:: Instructions to follow ::
Below is a block of data; give all of it again word for word.

:: Records shown ::
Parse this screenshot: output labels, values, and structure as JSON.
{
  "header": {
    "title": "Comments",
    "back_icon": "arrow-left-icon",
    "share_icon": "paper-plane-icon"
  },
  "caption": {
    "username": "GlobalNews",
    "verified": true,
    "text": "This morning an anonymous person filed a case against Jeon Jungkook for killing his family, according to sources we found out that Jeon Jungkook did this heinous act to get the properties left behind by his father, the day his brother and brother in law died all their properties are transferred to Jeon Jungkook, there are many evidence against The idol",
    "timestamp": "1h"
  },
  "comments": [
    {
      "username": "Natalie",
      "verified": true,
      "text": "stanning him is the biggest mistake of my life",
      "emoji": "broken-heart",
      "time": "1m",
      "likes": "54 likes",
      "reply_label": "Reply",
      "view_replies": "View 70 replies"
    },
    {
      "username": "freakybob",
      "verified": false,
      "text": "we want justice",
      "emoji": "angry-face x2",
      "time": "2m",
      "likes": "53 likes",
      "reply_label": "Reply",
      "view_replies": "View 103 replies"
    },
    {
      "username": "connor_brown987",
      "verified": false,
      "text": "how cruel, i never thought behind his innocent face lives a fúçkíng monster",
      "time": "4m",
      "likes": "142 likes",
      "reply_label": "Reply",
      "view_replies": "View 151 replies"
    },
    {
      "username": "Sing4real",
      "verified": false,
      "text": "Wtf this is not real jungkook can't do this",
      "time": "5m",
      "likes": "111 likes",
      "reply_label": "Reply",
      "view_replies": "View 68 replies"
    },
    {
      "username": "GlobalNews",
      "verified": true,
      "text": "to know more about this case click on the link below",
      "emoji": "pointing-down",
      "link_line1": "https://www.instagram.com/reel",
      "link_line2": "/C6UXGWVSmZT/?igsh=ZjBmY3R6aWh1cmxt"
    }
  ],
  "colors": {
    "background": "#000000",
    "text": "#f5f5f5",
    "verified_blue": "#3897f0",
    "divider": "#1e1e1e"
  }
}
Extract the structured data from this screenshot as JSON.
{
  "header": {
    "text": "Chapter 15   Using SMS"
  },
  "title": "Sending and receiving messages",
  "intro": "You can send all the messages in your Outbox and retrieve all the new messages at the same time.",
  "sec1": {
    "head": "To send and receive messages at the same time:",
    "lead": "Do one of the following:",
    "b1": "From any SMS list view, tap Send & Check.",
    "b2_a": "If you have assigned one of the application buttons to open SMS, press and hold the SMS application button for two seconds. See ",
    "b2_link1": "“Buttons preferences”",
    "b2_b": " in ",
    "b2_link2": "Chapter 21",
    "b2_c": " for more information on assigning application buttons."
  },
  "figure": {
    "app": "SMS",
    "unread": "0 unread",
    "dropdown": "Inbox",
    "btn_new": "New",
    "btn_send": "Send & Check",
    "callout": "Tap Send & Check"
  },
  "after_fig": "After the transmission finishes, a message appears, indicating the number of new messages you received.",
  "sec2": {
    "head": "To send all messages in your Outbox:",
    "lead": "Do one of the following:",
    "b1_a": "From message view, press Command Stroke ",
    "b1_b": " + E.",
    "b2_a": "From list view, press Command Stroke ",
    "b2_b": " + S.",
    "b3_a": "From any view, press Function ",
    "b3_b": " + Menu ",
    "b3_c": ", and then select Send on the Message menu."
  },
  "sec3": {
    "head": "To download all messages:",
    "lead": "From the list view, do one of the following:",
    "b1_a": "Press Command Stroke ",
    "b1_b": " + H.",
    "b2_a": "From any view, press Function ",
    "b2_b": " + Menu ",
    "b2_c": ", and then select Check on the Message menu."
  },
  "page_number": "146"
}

:: Correct output ::
Parse this screenshot: output labels, values, and structure as JSON.
{
  "header": {
    "title": "Comments",
    "back_icon": "arrow-left-icon",
    "share_icon": "paper-plane-icon"
  },
  "caption": {
    "username": "GlobalNews",
    "verified": true,
    "text": "This morning an anonymous person filed a case against Jeon Jungkook for killing his family, according to sources we found out that Jeon Jungkook did this heinous act to get the properties left behind by his father, the day his brother and brother in law died all their properties are transferred to Jeon Jungkook, there are many evidence against The idol",
    "timestamp": "1h"
  },
  "comments": [
    {
      "username": "Natalie",
      "verified": true,
      "text": "stanning him is the biggest mistake of my life",
      "emoji": "broken-heart",
      "time": "1m",
      "likes": "54 likes",
      "reply_label": "Reply",
      "view_replies": "View 70 replies"
    },
    {
      "username": "freakybob",
      "verified": false,
      "text": "we want justice",
      "emoji": "angry-face x2",
      "time": "2m",
      "likes": "53 likes",
      "reply_label": "Reply",
      "view_replies": "View 103 replies"
    },
    {
      "username": "connor_brown987",
      "verified": false,
      "text": "how cruel, i never thought behind his innocent face lives a fúçkíng monster",
      "time": "4m",
      "likes": "142 likes",
      "reply_label": "Reply",
      "view_replies": "View 151 replies"
    },
    {
      "username": "Sing4real",
      "verified": false,
      "text": "Wtf this is not real jungkook can't do this",
      "time": "5m",
      "likes": "111 likes",
      "reply_label": "Reply",
      "view_replies": "View 68 replies"
    },
    {
      "username": "GlobalNews",
      "verified": true,
      "text": "to know more about this case click on the link below",
      "emoji": "pointing-down",
      "link_line1": "https://www.instagram.com/reel",
      "link_line2": "/C6UXGWVSmZT/?igsh=ZjBmY3R6aWh1cmxt"
    }
  ],
  "colors": {
    "background": "#000000",
    "text": "#f5f5f5",
    "verified_blue": "#3897f0",
    "divider": "#1e1e1e"
  }
}
Extract the structured data from this screenshot as JSON.
{
  "header": {
    "text": "Chapter 15   Using SMS"
  },
  "title": "Sending and receiving messages",
  "intro": "You can send all the messages in your Outbox and retrieve all the new messages at the same time.",
  "sec1": {
    "head": "To send and receive messages at the same time:",
    "lead": "Do one of the following:",
    "b1": "From any SMS list view, tap Send & Check.",
    "b2_a": "If you have assigned one of the application buttons to open SMS, press and hold the SMS application button for two seconds. See ",
    "b2_link1": "“Buttons preferences”",
    "b2_b": " in ",
    "b2_link2": "Chapter 21",
    "b2_c": " for more information on assigning application buttons."
  },
  "figure": {
    "app": "SMS",
    "unread": "0 unread",
    "dropdown": "Inbox",
    "btn_new": "New",
    "btn_send": "Send & Check",
    "callout": "Tap Send & Check"
  },
  "after_fig": "After the transmission finishes, a message appears, indicating the number of new messages you received.",
  "sec2": {
    "head": "To send all messages in your Outbox:",
    "lead": "Do one of the following:",
    "b1_a": "From message view, press Command Stroke ",
    "b1_b": " + E.",
    "b2_a": "From list view, press Command Stroke ",
    "b2_b": " + S.",
    "b3_a": "From any view, press Function ",
    "b3_b": " + Menu ",
    "b3_c": ", and then select Send on the Message menu."
  },
  "sec3": {
    "head": "To download all messages:",
    "lead": "From the list view, do one of the following:",
    "b1_a": "Press Command Stroke ",
    "b1_b": " + H.",
    "b2_a": "From any view, press Function ",
    "b2_b": " + Menu ",
    "b2_c": ", and then select Check on the Message menu."
  },
  "page_number": "146"
}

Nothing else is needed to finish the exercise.